* [Work to be completed]:
Lift out all lines below that contain "交易策略".

*** Rows ***

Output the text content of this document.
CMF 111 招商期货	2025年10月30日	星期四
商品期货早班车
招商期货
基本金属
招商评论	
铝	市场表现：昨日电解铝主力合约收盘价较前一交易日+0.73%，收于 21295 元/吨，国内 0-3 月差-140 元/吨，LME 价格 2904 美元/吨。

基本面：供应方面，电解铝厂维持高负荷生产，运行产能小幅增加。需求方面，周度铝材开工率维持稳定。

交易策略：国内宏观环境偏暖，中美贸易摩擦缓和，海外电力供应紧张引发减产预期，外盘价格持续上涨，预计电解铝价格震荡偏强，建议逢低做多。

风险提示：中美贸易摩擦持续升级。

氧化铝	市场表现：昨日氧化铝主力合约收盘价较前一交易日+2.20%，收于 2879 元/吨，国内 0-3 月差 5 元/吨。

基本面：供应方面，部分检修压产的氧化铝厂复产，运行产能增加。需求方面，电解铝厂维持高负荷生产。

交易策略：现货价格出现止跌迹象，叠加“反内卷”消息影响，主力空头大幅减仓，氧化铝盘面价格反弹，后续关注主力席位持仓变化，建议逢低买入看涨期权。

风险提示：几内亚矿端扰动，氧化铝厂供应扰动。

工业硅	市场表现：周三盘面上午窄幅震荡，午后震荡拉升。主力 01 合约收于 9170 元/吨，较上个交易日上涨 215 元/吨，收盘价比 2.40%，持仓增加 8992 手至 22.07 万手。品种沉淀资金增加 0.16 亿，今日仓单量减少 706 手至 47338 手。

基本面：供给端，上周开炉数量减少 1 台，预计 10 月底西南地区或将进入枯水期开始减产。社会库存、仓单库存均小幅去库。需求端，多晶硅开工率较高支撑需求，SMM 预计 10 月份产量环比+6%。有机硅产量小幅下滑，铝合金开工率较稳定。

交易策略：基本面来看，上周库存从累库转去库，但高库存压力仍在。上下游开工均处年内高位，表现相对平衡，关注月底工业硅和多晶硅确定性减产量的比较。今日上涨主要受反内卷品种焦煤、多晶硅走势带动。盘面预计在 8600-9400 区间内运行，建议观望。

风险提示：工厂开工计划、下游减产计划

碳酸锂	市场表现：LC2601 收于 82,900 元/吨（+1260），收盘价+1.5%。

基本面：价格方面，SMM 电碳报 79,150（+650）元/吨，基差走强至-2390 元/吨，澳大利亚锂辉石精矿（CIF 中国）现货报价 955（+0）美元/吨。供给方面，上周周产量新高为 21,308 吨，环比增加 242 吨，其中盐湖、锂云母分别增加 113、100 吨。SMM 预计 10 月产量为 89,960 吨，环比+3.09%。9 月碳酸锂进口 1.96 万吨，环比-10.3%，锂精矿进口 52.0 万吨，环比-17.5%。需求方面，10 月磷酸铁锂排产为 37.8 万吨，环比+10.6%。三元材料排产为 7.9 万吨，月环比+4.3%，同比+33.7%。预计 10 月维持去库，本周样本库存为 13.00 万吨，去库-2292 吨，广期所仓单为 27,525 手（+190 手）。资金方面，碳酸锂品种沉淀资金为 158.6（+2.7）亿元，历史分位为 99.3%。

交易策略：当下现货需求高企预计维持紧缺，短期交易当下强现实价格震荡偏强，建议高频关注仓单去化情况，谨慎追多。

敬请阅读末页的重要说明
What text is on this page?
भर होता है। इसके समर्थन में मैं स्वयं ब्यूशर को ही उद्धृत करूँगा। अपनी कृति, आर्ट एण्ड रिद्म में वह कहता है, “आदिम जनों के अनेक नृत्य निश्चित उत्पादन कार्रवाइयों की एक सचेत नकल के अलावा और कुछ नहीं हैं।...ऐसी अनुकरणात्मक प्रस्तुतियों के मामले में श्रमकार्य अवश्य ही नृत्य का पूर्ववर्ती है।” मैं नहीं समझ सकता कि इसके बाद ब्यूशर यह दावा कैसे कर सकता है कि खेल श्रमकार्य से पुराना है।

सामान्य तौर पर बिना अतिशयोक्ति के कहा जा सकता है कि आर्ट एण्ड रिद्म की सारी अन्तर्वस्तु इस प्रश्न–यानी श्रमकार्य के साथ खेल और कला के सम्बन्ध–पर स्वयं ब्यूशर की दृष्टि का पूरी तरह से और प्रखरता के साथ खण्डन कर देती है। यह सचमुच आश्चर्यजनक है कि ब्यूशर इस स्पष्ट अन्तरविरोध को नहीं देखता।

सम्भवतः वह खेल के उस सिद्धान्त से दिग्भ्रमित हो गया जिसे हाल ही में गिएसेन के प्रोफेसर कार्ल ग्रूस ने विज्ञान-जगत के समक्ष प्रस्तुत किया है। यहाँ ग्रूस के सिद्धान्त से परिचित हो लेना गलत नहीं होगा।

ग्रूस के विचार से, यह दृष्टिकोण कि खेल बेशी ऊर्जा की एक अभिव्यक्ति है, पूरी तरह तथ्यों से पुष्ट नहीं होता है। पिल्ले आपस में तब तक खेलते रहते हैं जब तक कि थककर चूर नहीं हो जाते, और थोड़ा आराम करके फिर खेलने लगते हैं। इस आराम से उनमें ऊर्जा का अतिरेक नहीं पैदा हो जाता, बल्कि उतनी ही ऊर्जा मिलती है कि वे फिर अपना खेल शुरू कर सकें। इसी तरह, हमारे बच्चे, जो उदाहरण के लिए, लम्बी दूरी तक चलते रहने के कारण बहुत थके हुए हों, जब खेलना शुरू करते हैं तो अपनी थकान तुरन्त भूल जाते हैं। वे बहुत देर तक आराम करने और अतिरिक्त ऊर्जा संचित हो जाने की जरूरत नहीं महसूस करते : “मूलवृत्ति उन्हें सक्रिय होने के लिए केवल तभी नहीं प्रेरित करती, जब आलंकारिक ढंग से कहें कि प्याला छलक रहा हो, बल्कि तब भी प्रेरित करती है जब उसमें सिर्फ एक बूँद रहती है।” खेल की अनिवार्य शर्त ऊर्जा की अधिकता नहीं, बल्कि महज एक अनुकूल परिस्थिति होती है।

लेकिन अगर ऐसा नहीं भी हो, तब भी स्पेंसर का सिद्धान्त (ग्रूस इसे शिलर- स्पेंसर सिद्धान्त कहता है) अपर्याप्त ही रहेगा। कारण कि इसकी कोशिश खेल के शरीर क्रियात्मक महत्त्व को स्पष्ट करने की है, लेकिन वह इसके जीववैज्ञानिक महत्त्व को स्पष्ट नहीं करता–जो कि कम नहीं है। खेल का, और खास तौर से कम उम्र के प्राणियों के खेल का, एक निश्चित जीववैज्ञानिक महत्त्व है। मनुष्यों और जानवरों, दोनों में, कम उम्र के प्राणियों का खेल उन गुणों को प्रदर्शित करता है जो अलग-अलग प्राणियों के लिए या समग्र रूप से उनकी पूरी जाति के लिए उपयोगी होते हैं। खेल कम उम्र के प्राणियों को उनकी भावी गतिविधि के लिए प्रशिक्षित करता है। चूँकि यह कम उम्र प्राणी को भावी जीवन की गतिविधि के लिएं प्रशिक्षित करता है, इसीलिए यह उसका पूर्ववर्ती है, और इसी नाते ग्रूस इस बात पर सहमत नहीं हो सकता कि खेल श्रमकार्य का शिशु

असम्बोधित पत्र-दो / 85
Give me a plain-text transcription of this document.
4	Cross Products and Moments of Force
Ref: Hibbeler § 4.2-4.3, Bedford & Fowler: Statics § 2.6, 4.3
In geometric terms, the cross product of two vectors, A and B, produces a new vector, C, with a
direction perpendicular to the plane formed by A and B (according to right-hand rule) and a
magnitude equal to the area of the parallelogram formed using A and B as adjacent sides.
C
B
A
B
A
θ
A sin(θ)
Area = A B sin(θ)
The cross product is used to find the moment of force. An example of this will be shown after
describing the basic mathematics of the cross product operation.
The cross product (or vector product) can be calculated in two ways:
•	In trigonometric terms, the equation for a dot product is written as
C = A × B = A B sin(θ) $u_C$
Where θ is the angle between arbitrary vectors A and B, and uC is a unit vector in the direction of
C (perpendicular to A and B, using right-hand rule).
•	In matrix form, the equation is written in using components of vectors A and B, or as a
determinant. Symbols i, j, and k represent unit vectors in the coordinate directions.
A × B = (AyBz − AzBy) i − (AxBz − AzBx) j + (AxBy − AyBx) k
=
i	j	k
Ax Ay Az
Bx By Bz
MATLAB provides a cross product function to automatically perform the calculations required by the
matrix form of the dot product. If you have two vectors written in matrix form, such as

***

* [Worked solution]:
交易策略：国内宏观环境偏暖，中美贸易摩擦缓和，海外电力供应紧张引发减产预期，外盘价格持续上涨，预计电解铝价格震荡偏强，建议逢低做多。
交易策略：现货价格出现止跌迹象，叠加“反内卷”消息影响，主力空头大幅减仓，氧化铝盘面价格反弹，后续关注主力席位持仓变化，建议逢低买入看涨期权。
交易策略：基本面来看，上周库存从累库转去库，但高库存压力仍在。上下游开工均处年内高位，表现相对平衡，关注月底工业硅和多晶硅确定性减产量的比较。今日上涨主要受反内卷品种焦煤、多晶硅走势带动。盘面预计在 8600-9400 区间内运行，建议观望。
交易策略：当下现货需求高企预计维持紧缺，短期交易当下强现实价格震荡偏强，建议高频关注仓单去化情况，谨慎追多。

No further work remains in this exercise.